_Your task_
Transcribe all of the material exactly, except for its pictures.

______________________________

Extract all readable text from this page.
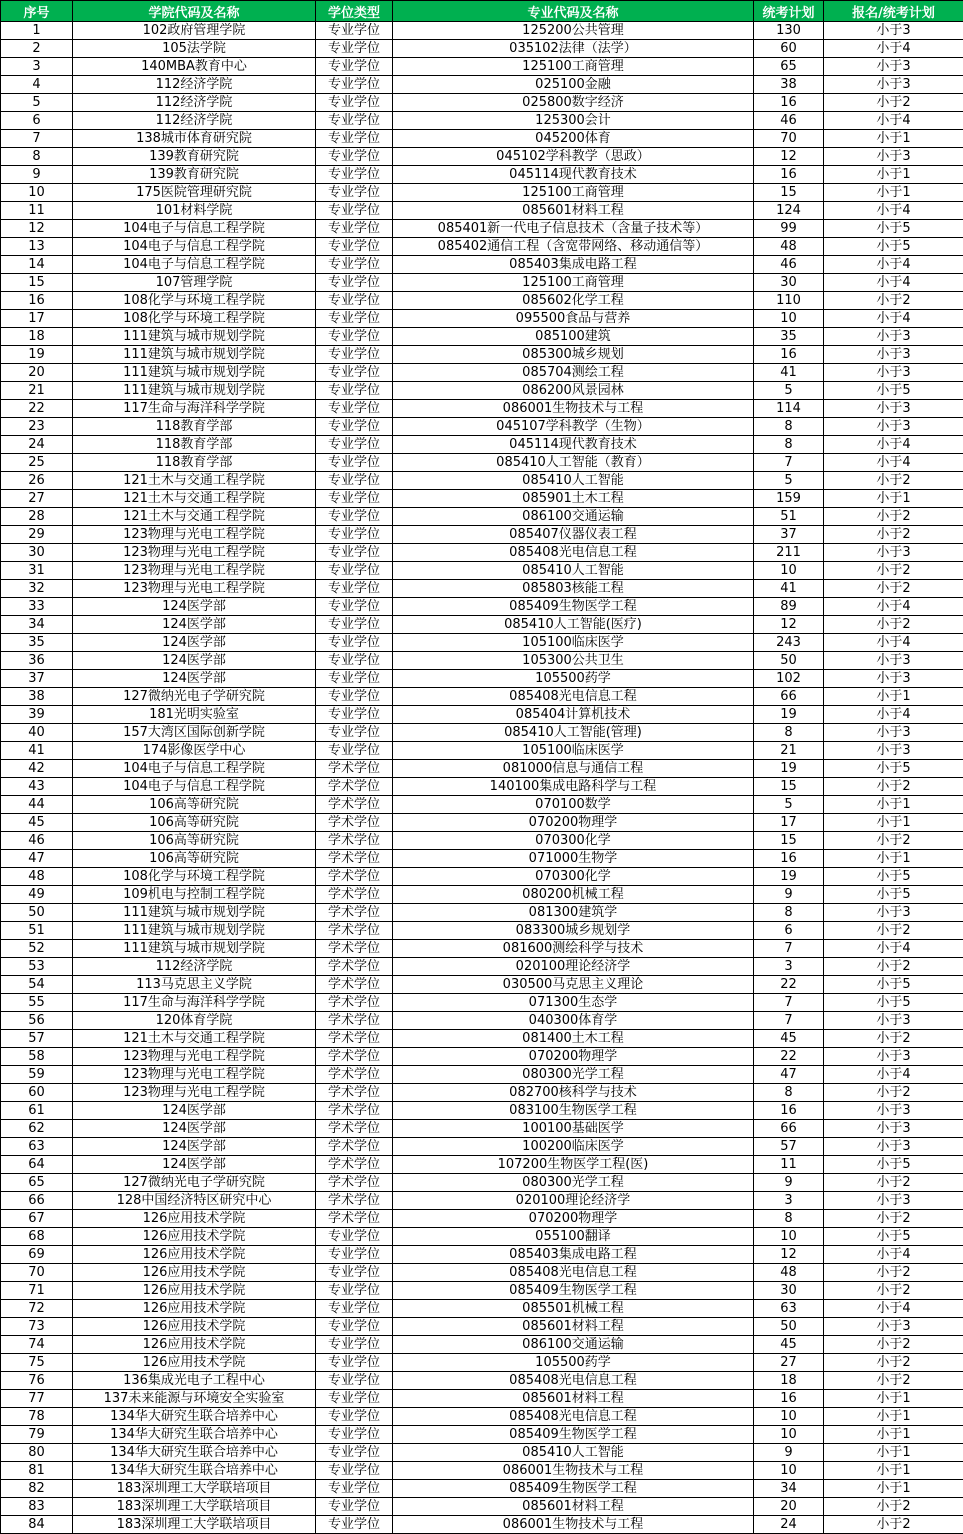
序号	学院代码及名称	学位类型	专业代码及名称	统考计划	报名/统考计划
1	102政府管理学院	专业学位	125200公共管理	130	小于3
2	105法学院	专业学位	035102法律（法学）	60	小于4
3	140MBA教育中心	专业学位	125100工商管理	65	小于3
4	112经济学院	专业学位	025100金融	38	小于3
5	112经济学院	专业学位	025800数字经济	16	小于2
6	112经济学院	专业学位	125300会计	46	小于4
7	138城市体育研究院	专业学位	045200体育	70	小于1
8	139教育研究院	专业学位	045102学科教学（思政）	12	小于3
9	139教育研究院	专业学位	045114现代教育技术	16	小于1
10	175医院管理研究院	专业学位	125100工商管理	15	小于1
11	101材料学院	专业学位	085601材料工程	124	小于4
12	104电子与信息工程学院	专业学位	085401新一代电子信息技术（含量子技术等）	99	小于5
13	104电子与信息工程学院	专业学位	085402通信工程（含宽带网络、移动通信等）	48	小于5
14	104电子与信息工程学院	专业学位	085403集成电路工程	46	小于4
15	107管理学院	专业学位	125100工商管理	30	小于4
16	108化学与环境工程学院	专业学位	085602化学工程	110	小于2
17	108化学与环境工程学院	专业学位	095500食品与营养	10	小于4
18	111建筑与城市规划学院	专业学位	085100建筑	35	小于3
19	111建筑与城市规划学院	专业学位	085300城乡规划	16	小于3
20	111建筑与城市规划学院	专业学位	085704测绘工程	41	小于3
21	111建筑与城市规划学院	专业学位	086200风景园林	5	小于5
22	117生命与海洋科学学院	专业学位	086001生物技术与工程	114	小于3
23	118教育学部	专业学位	045107学科教学（生物）	8	小于3
24	118教育学部	专业学位	045114现代教育技术	8	小于4
25	118教育学部	专业学位	085410人工智能（教育）	7	小于4
26	121土木与交通工程学院	专业学位	085410人工智能	5	小于2
27	121土木与交通工程学院	专业学位	085901土木工程	159	小于1
28	121土木与交通工程学院	专业学位	086100交通运输	51	小于2
29	123物理与光电工程学院	专业学位	085407仪器仪表工程	37	小于2
30	123物理与光电工程学院	专业学位	085408光电信息工程	211	小于3
31	123物理与光电工程学院	专业学位	085410人工智能	10	小于2
32	123物理与光电工程学院	专业学位	085803核能工程	41	小于2
33	124医学部	专业学位	085409生物医学工程	89	小于4
34	124医学部	专业学位	085410人工智能(医疗)	12	小于2
35	124医学部	专业学位	105100临床医学	243	小于4
36	124医学部	专业学位	105300公共卫生	50	小于3
37	124医学部	专业学位	105500药学	102	小于3
38	127微纳光电子学研究院	专业学位	085408光电信息工程	66	小于1
39	181光明实验室	专业学位	085404计算机技术	19	小于4
40	157大湾区国际创新学院	专业学位	085410人工智能(管理)	8	小于3
41	174影像医学中心	专业学位	105100临床医学	21	小于3
42	104电子与信息工程学院	学术学位	081000信息与通信工程	19	小于5
43	104电子与信息工程学院	学术学位	140100集成电路科学与工程	15	小于2
44	106高等研究院	学术学位	070100数学	5	小于1
45	106高等研究院	学术学位	070200物理学	17	小于1
46	106高等研究院	学术学位	070300化学	15	小于2
47	106高等研究院	学术学位	071000生物学	16	小于1
48	108化学与环境工程学院	学术学位	070300化学	19	小于5
49	109机电与控制工程学院	学术学位	080200机械工程	9	小于5
50	111建筑与城市规划学院	学术学位	081300建筑学	8	小于3
51	111建筑与城市规划学院	学术学位	083300城乡规划学	6	小于2
52	111建筑与城市规划学院	学术学位	081600测绘科学与技术	7	小于4
53	112经济学院	学术学位	020100理论经济学	3	小于2
54	113马克思主义学院	学术学位	030500马克思主义理论	22	小于5
55	117生命与海洋科学学院	学术学位	071300生态学	7	小于5
56	120体育学院	学术学位	040300体育学	7	小于3
57	121土木与交通工程学院	学术学位	081400土木工程	45	小于2
58	123物理与光电工程学院	学术学位	070200物理学	22	小于3
59	123物理与光电工程学院	学术学位	080300光学工程	47	小于4
60	123物理与光电工程学院	学术学位	082700核科学与技术	8	小于2
61	124医学部	学术学位	083100生物医学工程	16	小于3
62	124医学部	学术学位	100100基础医学	66	小于3
63	124医学部	学术学位	100200临床医学	57	小于3
64	124医学部	学术学位	107200生物医学工程(医)	11	小于5
65	127微纳光电子学研究院	学术学位	080300光学工程	9	小于2
66	128中国经济特区研究中心	学术学位	020100理论经济学	3	小于3
67	126应用技术学院	学术学位	070200物理学	8	小于2
68	126应用技术学院	专业学位	055100翻译	10	小于5
69	126应用技术学院	专业学位	085403集成电路工程	12	小于4
70	126应用技术学院	专业学位	085408光电信息工程	48	小于2
71	126应用技术学院	专业学位	085409生物医学工程	30	小于2
72	126应用技术学院	专业学位	085501机械工程	63	小于4
73	126应用技术学院	专业学位	085601材料工程	50	小于3
74	126应用技术学院	专业学位	086100交通运输	45	小于2
75	126应用技术学院	专业学位	105500药学	27	小于2
76	136集成光电子工程中心	专业学位	085408光电信息工程	18	小于2
77	137未来能源与环境安全实验室	专业学位	085601材料工程	16	小于1
78	134华大研究生联合培养中心	专业学位	085408光电信息工程	10	小于1
79	134华大研究生联合培养中心	专业学位	085409生物医学工程	10	小于1
80	134华大研究生联合培养中心	专业学位	085410人工智能	9	小于1
81	134华大研究生联合培养中心	专业学位	086001生物技术与工程	10	小于1
82	183深圳理工大学联培项目	专业学位	085409生物医学工程	34	小于1
83	183深圳理工大学联培项目	专业学位	085601材料工程	20	小于2
84	183深圳理工大学联培项目	专业学位	086001生物技术与工程	24	小于2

______________________________

_Exercise response_
Extract all readable text from this page.
序号	学院代码及名称	学位类型	专业代码及名称	统考计划	报名/统考计划
1	102政府管理学院	专业学位	125200公共管理	130	小于3
2	105法学院	专业学位	035102法律（法学）	60	小于4
3	140MBA教育中心	专业学位	125100工商管理	65	小于3
4	112经济学院	专业学位	025100金融	38	小于3
5	112经济学院	专业学位	025800数字经济	16	小于2
6	112经济学院	专业学位	125300会计	46	小于4
7	138城市体育研究院	专业学位	045200体育	70	小于1
8	139教育研究院	专业学位	045102学科教学（思政）	12	小于3
9	139教育研究院	专业学位	045114现代教育技术	16	小于1
10	175医院管理研究院	专业学位	125100工商管理	15	小于1
11	101材料学院	专业学位	085601材料工程	124	小于4
12	104电子与信息工程学院	专业学位	085401新一代电子信息技术（含量子技术等）	99	小于5
13	104电子与信息工程学院	专业学位	085402通信工程（含宽带网络、移动通信等）	48	小于5
14	104电子与信息工程学院	专业学位	085403集成电路工程	46	小于4
15	107管理学院	专业学位	125100工商管理	30	小于4
16	108化学与环境工程学院	专业学位	085602化学工程	110	小于2
17	108化学与环境工程学院	专业学位	095500食品与营养	10	小于4
18	111建筑与城市规划学院	专业学位	085100建筑	35	小于3
19	111建筑与城市规划学院	专业学位	085300城乡规划	16	小于3
20	111建筑与城市规划学院	专业学位	085704测绘工程	41	小于3
21	111建筑与城市规划学院	专业学位	086200风景园林	5	小于5
22	117生命与海洋科学学院	专业学位	086001生物技术与工程	114	小于3
23	118教育学部	专业学位	045107学科教学（生物）	8	小于3
24	118教育学部	专业学位	045114现代教育技术	8	小于4
25	118教育学部	专业学位	085410人工智能（教育）	7	小于4
26	121土木与交通工程学院	专业学位	085410人工智能	5	小于2
27	121土木与交通工程学院	专业学位	085901土木工程	159	小于1
28	121土木与交通工程学院	专业学位	086100交通运输	51	小于2
29	123物理与光电工程学院	专业学位	085407仪器仪表工程	37	小于2
30	123物理与光电工程学院	专业学位	085408光电信息工程	211	小于3
31	123物理与光电工程学院	专业学位	085410人工智能	10	小于2
32	123物理与光电工程学院	专业学位	085803核能工程	41	小于2
33	124医学部	专业学位	085409生物医学工程	89	小于4
34	124医学部	专业学位	085410人工智能(医疗)	12	小于2
35	124医学部	专业学位	105100临床医学	243	小于4
36	124医学部	专业学位	105300公共卫生	50	小于3
37	124医学部	专业学位	105500药学	102	小于3
38	127微纳光电子学研究院	专业学位	085408光电信息工程	66	小于1
39	181光明实验室	专业学位	085404计算机技术	19	小于4
40	157大湾区国际创新学院	专业学位	085410人工智能(管理)	8	小于3
41	174影像医学中心	专业学位	105100临床医学	21	小于3
42	104电子与信息工程学院	学术学位	081000信息与通信工程	19	小于5
43	104电子与信息工程学院	学术学位	140100集成电路科学与工程	15	小于2
44	106高等研究院	学术学位	070100数学	5	小于1
45	106高等研究院	学术学位	070200物理学	17	小于1
46	106高等研究院	学术学位	070300化学	15	小于2
47	106高等研究院	学术学位	071000生物学	16	小于1
48	108化学与环境工程学院	学术学位	070300化学	19	小于5
49	109机电与控制工程学院	学术学位	080200机械工程	9	小于5
50	111建筑与城市规划学院	学术学位	081300建筑学	8	小于3
51	111建筑与城市规划学院	学术学位	083300城乡规划学	6	小于2
52	111建筑与城市规划学院	学术学位	081600测绘科学与技术	7	小于4
53	112经济学院	学术学位	020100理论经济学	3	小于2
54	113马克思主义学院	学术学位	030500马克思主义理论	22	小于5
55	117生命与海洋科学学院	学术学位	071300生态学	7	小于5
56	120体育学院	学术学位	040300体育学	7	小于3
57	121土木与交通工程学院	学术学位	081400土木工程	45	小于2
58	123物理与光电工程学院	学术学位	070200物理学	22	小于3
59	123物理与光电工程学院	学术学位	080300光学工程	47	小于4
60	123物理与光电工程学院	学术学位	082700核科学与技术	8	小于2
61	124医学部	学术学位	083100生物医学工程	16	小于3
62	124医学部	学术学位	100100基础医学	66	小于3
63	124医学部	学术学位	100200临床医学	57	小于3
64	124医学部	学术学位	107200生物医学工程(医)	11	小于5
65	127微纳光电子学研究院	学术学位	080300光学工程	9	小于2
66	128中国经济特区研究中心	学术学位	020100理论经济学	3	小于3
67	126应用技术学院	学术学位	070200物理学	8	小于2
68	126应用技术学院	专业学位	055100翻译	10	小于5
69	126应用技术学院	专业学位	085403集成电路工程	12	小于4
70	126应用技术学院	专业学位	085408光电信息工程	48	小于2
71	126应用技术学院	专业学位	085409生物医学工程	30	小于2
72	126应用技术学院	专业学位	085501机械工程	63	小于4
73	126应用技术学院	专业学位	085601材料工程	50	小于3
74	126应用技术学院	专业学位	086100交通运输	45	小于2
75	126应用技术学院	专业学位	105500药学	27	小于2
76	136集成光电子工程中心	专业学位	085408光电信息工程	18	小于2
77	137未来能源与环境安全实验室	专业学位	085601材料工程	16	小于1
78	134华大研究生联合培养中心	专业学位	085408光电信息工程	10	小于1
79	134华大研究生联合培养中心	专业学位	085409生物医学工程	10	小于1
80	134华大研究生联合培养中心	专业学位	085410人工智能	9	小于1
81	134华大研究生联合培养中心	专业学位	086001生物技术与工程	10	小于1
82	183深圳理工大学联培项目	专业学位	085409生物医学工程	34	小于1
83	183深圳理工大学联培项目	专业学位	085601材料工程	20	小于2
84	183深圳理工大学联培项目	专业学位	086001生物技术与工程	24	小于2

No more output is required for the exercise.